Exercise prompt » The records below must be output exactly, without pictures.
________________________________________
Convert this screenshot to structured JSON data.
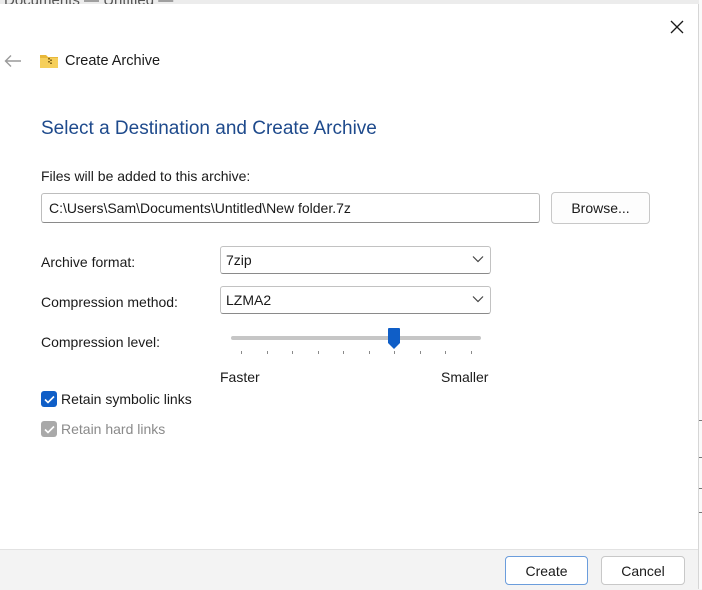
{
  "background": {
    "window_title": "Documents — Untitled — "
  },
  "dialog": {
    "header_title": "Create Archive",
    "heading": "Select a Destination and Create Archive",
    "files_label": "Files will be added to this archive:",
    "archive_path": "C:\\Users\\Sam\\Documents\\Untitled\\New folder.7z",
    "browse_label": "Browse...",
    "archive_format": {
      "label": "Archive format:",
      "selected": "7zip"
    },
    "compression_method": {
      "label": "Compression method:",
      "selected": "LZMA2"
    },
    "compression_level": {
      "label": "Compression level:",
      "min_label": "Faster",
      "max_label": "Smaller",
      "value": 6,
      "max": 9
    },
    "retain_symbolic_links": {
      "label": "Retain symbolic links",
      "checked": true,
      "enabled": true
    },
    "retain_hard_links": {
      "label": "Retain hard links",
      "checked": true,
      "enabled": false
    },
    "create_label": "Create",
    "cancel_label": "Cancel"
  },
  "icons": {
    "close": "close-icon",
    "back": "back-arrow-icon",
    "header": "zip-folder-icon",
    "dropdown": "chevron-down-icon",
    "check": "checkmark-icon"
  },
  "colors": {
    "heading": "#1e4a8c",
    "accent": "#0f5ec7",
    "disabled": "#a9a9a9"
  }
}
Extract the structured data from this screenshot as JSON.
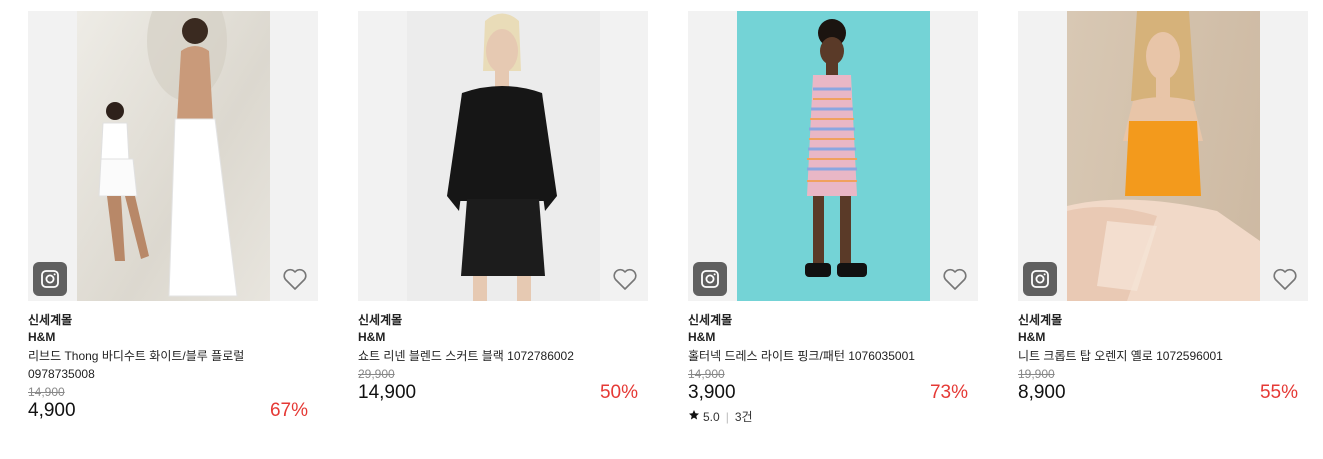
{
  "products": [
    {
      "store": "신세계몰",
      "brand": "H&M",
      "title_line1": "리브드 Thong 바디수트 화이트/블루 플로럴",
      "title_line2": "0978735008",
      "original_price": "14,900",
      "price": "4,900",
      "discount": "67%",
      "has_badge": true,
      "photo_bg": "#e9e6df"
    },
    {
      "store": "신세계몰",
      "brand": "H&M",
      "title_line1": "쇼트 리넨 블렌드 스커트 블랙 1072786002",
      "original_price": "29,900",
      "price": "14,900",
      "discount": "50%",
      "has_badge": false,
      "photo_bg": "#ededed"
    },
    {
      "store": "신세계몰",
      "brand": "H&M",
      "title_line1": "홀터넥 드레스 라이트 핑크/패턴 1076035001",
      "original_price": "14,900",
      "price": "3,900",
      "discount": "73%",
      "has_badge": true,
      "photo_bg": "#74d3d6",
      "rating": "5.0",
      "review_count": "3건"
    },
    {
      "store": "신세계몰",
      "brand": "H&M",
      "title_line1": "니트 크롭트 탑 오렌지 옐로 1072596001",
      "original_price": "19,900",
      "price": "8,900",
      "discount": "55%",
      "has_badge": true,
      "photo_bg": "#d8c8b4"
    }
  ],
  "colors": {
    "discount": "#e53935",
    "card_bg": "#f2f2f2",
    "badge_bg": "#464646"
  },
  "icons": {
    "badge": "instagram-icon",
    "wishlist": "heart-outline-icon",
    "rating": "star-icon"
  }
}
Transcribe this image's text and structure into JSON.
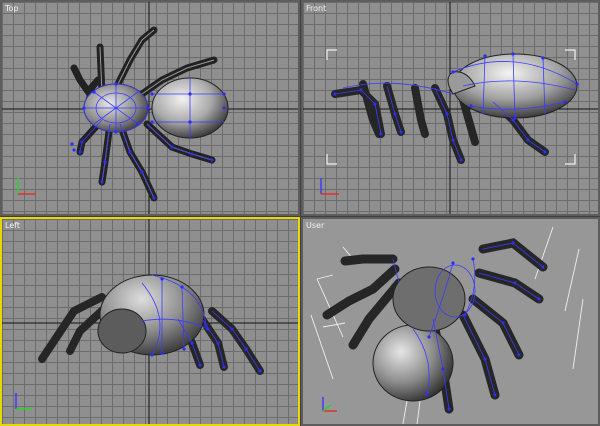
{
  "viewports": [
    {
      "id": "top",
      "label": "Top",
      "active": false
    },
    {
      "id": "front",
      "label": "Front",
      "active": false
    },
    {
      "id": "left",
      "label": "Left",
      "active": true
    },
    {
      "id": "user",
      "label": "User",
      "active": false
    }
  ],
  "colors": {
    "grid_bg": "#8f8f8f",
    "grid_line": "#6c6c6c",
    "axis_line": "#111111",
    "active_border": "#e7d800",
    "wire": "#3b3bff",
    "vertex": "#2d2dff",
    "mesh_dark": "#3a3a3a",
    "mesh_light": "#e0e0e0"
  },
  "icons": [
    "axis-tripod-icon"
  ]
}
________________________________________
The solution »
Convert this screenshot to structured JSON data.
{
  "background": {
    "window_title": "Documents — Untitled — "
  },
  "dialog": {
    "header_title": "Create Archive",
    "heading": "Select a Destination and Create Archive",
    "files_label": "Files will be added to this archive:",
    "archive_path": "C:\\Users\\Sam\\Documents\\Untitled\\New folder.7z",
    "browse_label": "Browse...",
    "archive_format": {
      "label": "Archive format:",
      "selected": "7zip"
    },
    "compression_method": {
      "label": "Compression method:",
      "selected": "LZMA2"
    },
    "compression_level": {
      "label": "Compression level:",
      "min_label": "Faster",
      "max_label": "Smaller",
      "value": 6,
      "max": 9
    },
    "retain_symbolic_links": {
      "label": "Retain symbolic links",
      "checked": true,
      "enabled": true
    },
    "retain_hard_links": {
      "label": "Retain hard links",
      "checked": true,
      "enabled": false
    },
    "create_label": "Create",
    "cancel_label": "Cancel"
  },
  "icons": {
    "close": "close-icon",
    "back": "back-arrow-icon",
    "header": "zip-folder-icon",
    "dropdown": "chevron-down-icon",
    "check": "checkmark-icon"
  },
  "colors": {
    "heading": "#1e4a8c",
    "accent": "#0f5ec7",
    "disabled": "#a9a9a9"
  }
}
Extract the structured data from this screenshot as JSON.
{
  "products": [
    {
      "store": "신세계몰",
      "brand": "H&M",
      "title_line1": "리브드 Thong 바디수트 화이트/블루 플로럴",
      "title_line2": "0978735008",
      "original_price": "14,900",
      "price": "4,900",
      "discount": "67%",
      "has_badge": true,
      "photo_bg": "#e9e6df"
    },
    {
      "store": "신세계몰",
      "brand": "H&M",
      "title_line1": "쇼트 리넨 블렌드 스커트 블랙 1072786002",
      "original_price": "29,900",
      "price": "14,900",
      "discount": "50%",
      "has_badge": false,
      "photo_bg": "#ededed"
    },
    {
      "store": "신세계몰",
      "brand": "H&M",
      "title_line1": "홀터넥 드레스 라이트 핑크/패턴 1076035001",
      "original_price": "14,900",
      "price": "3,900",
      "discount": "73%",
      "has_badge": true,
      "photo_bg": "#74d3d6",
      "rating": "5.0",
      "review_count": "3건"
    },
    {
      "store": "신세계몰",
      "brand": "H&M",
      "title_line1": "니트 크롭트 탑 오렌지 옐로 1072596001",
      "original_price": "19,900",
      "price": "8,900",
      "discount": "55%",
      "has_badge": true,
      "photo_bg": "#d8c8b4"
    }
  ],
  "colors": {
    "discount": "#e53935",
    "card_bg": "#f2f2f2",
    "badge_bg": "#464646"
  },
  "icons": {
    "badge": "instagram-icon",
    "wishlist": "heart-outline-icon",
    "rating": "star-icon"
  }
}
Transcribe this image's text and structure into JSON.
{
  "viewports": [
    {
      "id": "top",
      "label": "Top",
      "active": false
    },
    {
      "id": "front",
      "label": "Front",
      "active": false
    },
    {
      "id": "left",
      "label": "Left",
      "active": true
    },
    {
      "id": "user",
      "label": "User",
      "active": false
    }
  ],
  "colors": {
    "grid_bg": "#8f8f8f",
    "grid_line": "#6c6c6c",
    "axis_line": "#111111",
    "active_border": "#e7d800",
    "wire": "#3b3bff",
    "vertex": "#2d2dff",
    "mesh_dark": "#3a3a3a",
    "mesh_light": "#e0e0e0"
  },
  "icons": [
    "axis-tripod-icon"
  ]
}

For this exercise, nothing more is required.